> _Records supplied_
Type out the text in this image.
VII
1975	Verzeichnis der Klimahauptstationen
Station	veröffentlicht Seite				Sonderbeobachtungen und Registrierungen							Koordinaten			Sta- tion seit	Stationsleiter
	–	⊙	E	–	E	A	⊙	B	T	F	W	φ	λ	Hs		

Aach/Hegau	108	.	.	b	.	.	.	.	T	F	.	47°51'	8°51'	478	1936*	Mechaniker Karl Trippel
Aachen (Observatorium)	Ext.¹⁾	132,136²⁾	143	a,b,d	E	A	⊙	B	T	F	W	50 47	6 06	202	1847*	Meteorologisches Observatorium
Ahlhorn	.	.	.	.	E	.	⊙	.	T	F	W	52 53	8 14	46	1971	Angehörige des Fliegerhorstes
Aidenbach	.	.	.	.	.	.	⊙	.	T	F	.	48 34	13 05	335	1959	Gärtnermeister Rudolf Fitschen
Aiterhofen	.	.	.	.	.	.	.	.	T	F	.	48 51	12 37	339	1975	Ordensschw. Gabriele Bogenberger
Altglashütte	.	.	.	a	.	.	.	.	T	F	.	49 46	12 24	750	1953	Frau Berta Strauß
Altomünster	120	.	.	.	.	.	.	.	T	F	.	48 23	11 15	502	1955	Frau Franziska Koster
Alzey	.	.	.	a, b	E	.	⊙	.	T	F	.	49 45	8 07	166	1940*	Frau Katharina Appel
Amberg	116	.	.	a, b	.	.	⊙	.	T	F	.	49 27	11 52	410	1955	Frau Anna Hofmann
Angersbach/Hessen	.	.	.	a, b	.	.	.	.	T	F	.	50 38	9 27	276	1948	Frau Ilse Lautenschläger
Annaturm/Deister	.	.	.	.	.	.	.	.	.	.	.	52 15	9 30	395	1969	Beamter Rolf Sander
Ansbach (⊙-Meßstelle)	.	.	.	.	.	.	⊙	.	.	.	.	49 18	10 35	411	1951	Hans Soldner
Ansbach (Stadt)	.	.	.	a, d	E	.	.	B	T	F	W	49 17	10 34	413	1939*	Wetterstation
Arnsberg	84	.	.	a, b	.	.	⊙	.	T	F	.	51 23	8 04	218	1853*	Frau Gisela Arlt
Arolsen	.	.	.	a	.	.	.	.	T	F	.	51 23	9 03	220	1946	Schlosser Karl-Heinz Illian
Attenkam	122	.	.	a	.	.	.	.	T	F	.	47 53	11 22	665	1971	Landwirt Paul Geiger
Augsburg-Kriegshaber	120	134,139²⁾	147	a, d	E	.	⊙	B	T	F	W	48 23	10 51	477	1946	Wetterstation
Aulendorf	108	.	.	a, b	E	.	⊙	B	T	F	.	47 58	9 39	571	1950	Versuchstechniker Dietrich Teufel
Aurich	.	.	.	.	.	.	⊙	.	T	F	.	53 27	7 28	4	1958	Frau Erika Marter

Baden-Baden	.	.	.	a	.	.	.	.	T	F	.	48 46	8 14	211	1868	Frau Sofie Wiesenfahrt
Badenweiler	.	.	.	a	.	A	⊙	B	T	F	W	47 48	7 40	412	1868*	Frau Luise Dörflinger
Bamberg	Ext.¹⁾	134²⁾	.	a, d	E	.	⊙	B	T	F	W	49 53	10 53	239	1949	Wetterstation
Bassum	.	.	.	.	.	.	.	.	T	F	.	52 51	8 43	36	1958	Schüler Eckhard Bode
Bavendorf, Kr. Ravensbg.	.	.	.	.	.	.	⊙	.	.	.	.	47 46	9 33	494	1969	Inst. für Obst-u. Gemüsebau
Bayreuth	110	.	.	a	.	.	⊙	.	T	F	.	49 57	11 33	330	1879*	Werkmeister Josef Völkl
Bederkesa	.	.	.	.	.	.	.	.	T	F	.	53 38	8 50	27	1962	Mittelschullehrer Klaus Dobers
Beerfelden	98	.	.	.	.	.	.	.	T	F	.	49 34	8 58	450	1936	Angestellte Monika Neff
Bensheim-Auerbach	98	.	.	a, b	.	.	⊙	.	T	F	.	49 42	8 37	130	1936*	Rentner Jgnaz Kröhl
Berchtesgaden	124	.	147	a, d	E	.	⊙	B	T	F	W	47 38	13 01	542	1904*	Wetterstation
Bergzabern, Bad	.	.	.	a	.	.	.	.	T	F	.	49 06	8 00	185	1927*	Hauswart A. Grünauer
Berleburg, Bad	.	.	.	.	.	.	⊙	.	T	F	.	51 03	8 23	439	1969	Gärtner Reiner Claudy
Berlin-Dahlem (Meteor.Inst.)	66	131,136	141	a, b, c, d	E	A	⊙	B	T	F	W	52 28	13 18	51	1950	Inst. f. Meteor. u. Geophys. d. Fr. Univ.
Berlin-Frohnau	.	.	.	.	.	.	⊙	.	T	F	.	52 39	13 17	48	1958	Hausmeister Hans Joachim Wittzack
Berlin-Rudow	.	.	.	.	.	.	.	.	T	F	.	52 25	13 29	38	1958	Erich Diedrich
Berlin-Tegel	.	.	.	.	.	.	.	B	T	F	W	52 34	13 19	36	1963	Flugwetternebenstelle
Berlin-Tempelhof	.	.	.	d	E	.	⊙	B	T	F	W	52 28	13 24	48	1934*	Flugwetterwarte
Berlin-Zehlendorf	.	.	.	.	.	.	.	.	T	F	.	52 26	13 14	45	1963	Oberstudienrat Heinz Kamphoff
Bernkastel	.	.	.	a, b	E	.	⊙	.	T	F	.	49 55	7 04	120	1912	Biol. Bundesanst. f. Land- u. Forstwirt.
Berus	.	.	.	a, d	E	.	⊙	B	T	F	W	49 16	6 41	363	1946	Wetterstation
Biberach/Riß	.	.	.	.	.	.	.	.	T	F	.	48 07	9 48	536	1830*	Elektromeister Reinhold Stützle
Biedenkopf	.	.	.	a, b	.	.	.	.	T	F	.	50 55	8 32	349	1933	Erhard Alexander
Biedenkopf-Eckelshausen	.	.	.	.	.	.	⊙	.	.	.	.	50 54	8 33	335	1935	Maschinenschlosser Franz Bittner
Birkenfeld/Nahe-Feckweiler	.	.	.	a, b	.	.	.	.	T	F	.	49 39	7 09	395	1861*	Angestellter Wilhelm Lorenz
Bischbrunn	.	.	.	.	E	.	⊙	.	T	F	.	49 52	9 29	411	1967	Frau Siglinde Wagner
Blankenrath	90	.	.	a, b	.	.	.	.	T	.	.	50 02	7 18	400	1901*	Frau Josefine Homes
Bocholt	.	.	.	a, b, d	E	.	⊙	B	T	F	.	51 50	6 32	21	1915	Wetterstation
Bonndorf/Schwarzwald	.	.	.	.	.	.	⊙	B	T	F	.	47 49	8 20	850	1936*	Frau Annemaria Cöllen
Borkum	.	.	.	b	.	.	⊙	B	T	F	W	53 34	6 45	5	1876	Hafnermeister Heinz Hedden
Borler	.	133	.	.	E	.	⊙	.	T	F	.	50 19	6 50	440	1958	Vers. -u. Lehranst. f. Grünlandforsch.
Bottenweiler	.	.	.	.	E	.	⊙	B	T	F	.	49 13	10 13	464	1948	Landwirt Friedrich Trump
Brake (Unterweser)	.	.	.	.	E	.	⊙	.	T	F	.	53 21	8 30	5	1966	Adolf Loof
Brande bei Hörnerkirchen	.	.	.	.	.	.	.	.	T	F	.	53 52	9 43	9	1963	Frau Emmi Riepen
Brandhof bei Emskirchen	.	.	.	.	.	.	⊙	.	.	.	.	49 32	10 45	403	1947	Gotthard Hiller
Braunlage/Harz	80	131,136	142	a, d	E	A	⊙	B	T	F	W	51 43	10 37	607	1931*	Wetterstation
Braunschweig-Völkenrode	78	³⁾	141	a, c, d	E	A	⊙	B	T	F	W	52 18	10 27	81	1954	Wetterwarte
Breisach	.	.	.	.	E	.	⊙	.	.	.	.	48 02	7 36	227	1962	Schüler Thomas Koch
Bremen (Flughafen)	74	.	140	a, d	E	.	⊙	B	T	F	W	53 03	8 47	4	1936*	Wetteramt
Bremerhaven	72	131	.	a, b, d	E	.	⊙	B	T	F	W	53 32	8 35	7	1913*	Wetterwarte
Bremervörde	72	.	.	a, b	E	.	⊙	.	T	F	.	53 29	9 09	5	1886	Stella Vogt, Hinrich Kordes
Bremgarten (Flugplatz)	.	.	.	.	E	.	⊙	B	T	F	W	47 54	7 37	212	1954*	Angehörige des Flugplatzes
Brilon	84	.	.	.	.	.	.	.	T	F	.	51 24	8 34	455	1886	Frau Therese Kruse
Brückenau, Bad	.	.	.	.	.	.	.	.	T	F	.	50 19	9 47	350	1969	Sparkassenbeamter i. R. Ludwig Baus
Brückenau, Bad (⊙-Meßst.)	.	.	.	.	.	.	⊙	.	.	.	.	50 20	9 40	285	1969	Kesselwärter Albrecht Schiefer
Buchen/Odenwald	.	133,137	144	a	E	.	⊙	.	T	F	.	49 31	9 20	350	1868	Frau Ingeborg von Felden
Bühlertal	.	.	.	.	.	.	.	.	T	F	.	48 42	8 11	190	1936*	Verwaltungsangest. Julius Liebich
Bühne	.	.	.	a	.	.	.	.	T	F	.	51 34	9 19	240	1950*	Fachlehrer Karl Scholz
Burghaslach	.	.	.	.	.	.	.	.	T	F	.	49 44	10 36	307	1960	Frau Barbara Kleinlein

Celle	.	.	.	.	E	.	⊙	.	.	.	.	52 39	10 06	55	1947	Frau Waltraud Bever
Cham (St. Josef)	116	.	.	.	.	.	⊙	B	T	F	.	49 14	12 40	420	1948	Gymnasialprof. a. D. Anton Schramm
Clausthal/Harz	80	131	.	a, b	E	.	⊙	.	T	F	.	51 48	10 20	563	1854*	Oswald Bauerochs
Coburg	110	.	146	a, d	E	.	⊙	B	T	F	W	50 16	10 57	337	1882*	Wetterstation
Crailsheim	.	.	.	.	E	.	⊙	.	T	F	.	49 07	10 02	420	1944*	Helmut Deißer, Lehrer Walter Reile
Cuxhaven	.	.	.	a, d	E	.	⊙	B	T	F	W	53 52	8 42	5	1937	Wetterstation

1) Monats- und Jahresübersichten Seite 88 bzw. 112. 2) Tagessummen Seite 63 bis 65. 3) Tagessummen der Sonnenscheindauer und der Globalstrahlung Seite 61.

---

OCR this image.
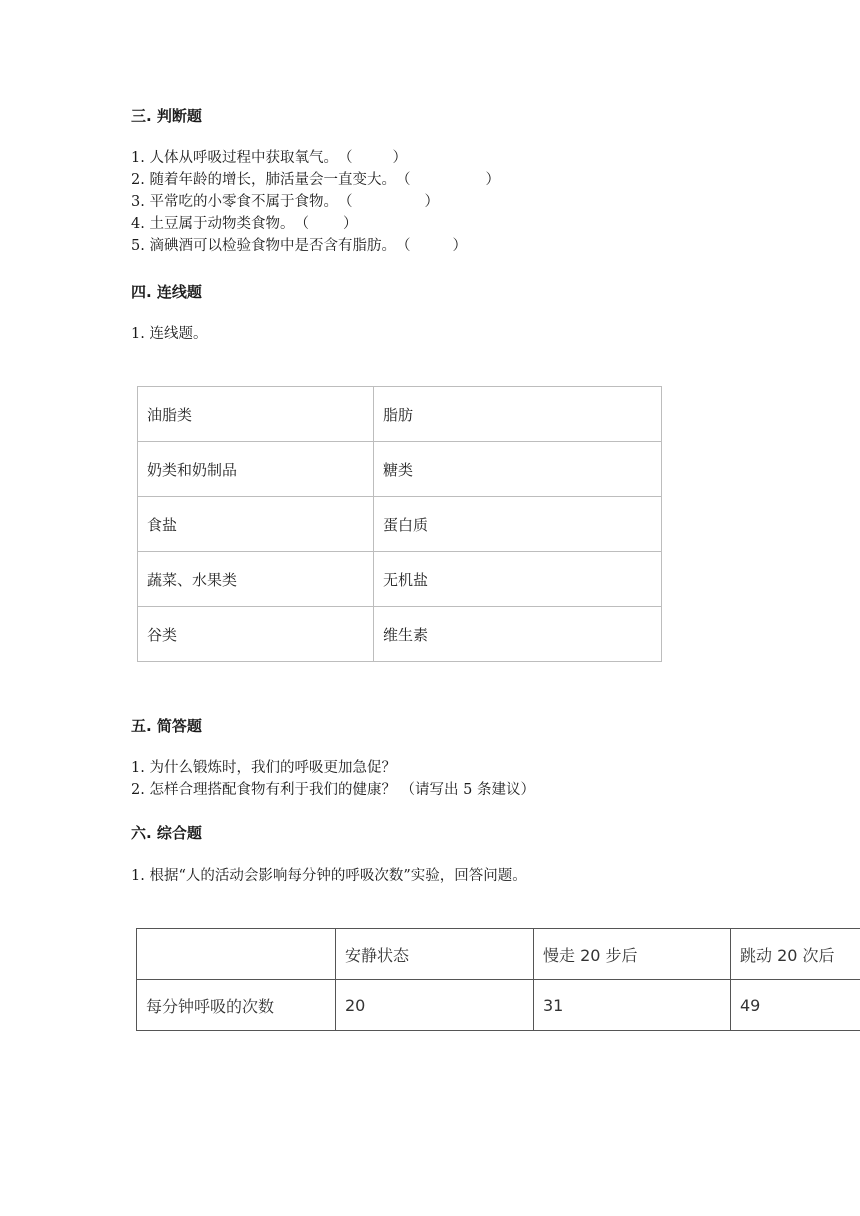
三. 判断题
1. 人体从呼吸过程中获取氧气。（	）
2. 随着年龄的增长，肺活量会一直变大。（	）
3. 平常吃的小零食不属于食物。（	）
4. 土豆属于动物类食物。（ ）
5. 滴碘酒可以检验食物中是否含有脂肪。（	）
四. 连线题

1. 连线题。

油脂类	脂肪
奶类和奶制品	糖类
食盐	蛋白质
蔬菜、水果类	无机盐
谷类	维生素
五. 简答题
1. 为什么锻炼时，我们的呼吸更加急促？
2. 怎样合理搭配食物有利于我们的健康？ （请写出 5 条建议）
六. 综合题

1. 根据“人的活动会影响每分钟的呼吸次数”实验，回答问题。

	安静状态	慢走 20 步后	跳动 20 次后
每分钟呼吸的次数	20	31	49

* * *

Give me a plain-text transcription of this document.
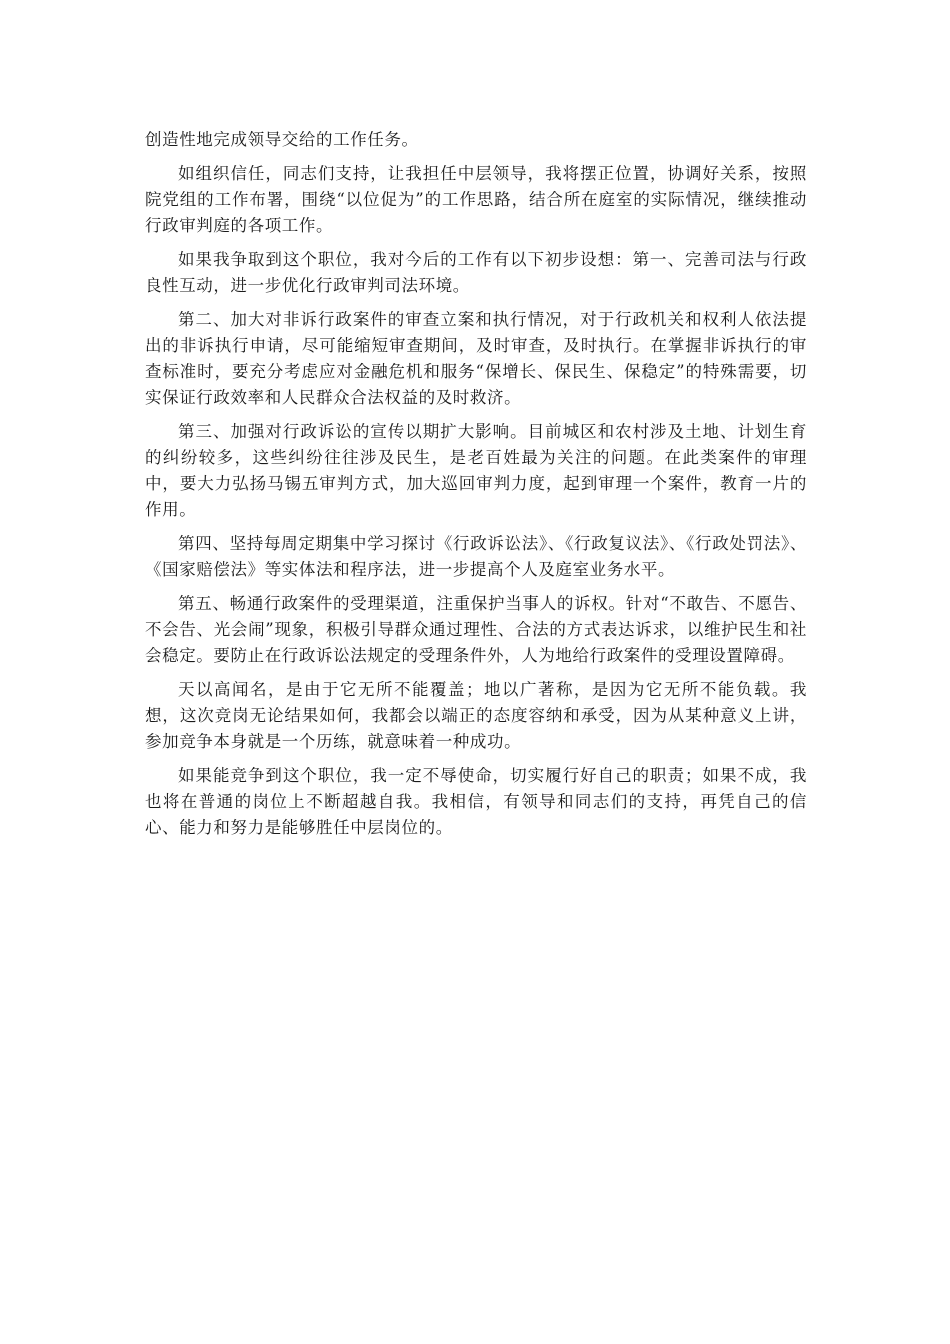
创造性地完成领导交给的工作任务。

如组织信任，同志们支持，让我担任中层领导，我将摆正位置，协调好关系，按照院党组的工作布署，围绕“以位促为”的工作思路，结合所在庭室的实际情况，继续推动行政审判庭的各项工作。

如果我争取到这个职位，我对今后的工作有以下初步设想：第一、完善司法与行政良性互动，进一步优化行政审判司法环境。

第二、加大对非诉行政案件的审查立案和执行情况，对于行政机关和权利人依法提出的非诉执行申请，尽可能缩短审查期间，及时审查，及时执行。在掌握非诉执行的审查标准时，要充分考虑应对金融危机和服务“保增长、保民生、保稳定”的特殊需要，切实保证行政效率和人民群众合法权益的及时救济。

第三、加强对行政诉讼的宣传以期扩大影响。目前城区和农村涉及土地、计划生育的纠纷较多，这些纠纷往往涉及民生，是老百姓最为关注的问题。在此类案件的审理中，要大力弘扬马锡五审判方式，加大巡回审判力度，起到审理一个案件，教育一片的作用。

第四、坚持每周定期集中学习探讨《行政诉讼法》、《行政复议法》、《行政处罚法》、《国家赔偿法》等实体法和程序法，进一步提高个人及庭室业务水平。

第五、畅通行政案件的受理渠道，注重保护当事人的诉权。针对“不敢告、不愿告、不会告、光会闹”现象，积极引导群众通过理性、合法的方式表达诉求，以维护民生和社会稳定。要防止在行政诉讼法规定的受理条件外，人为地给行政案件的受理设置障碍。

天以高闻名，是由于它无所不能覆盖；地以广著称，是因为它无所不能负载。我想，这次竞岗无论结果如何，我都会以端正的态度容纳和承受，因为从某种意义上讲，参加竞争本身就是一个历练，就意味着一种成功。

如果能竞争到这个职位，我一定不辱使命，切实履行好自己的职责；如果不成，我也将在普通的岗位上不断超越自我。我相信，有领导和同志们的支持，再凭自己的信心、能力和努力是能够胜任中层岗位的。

> _Objective_
Give only the count of lines in which the string "Wetterstation" appears.

> _Solution to the exercise_
9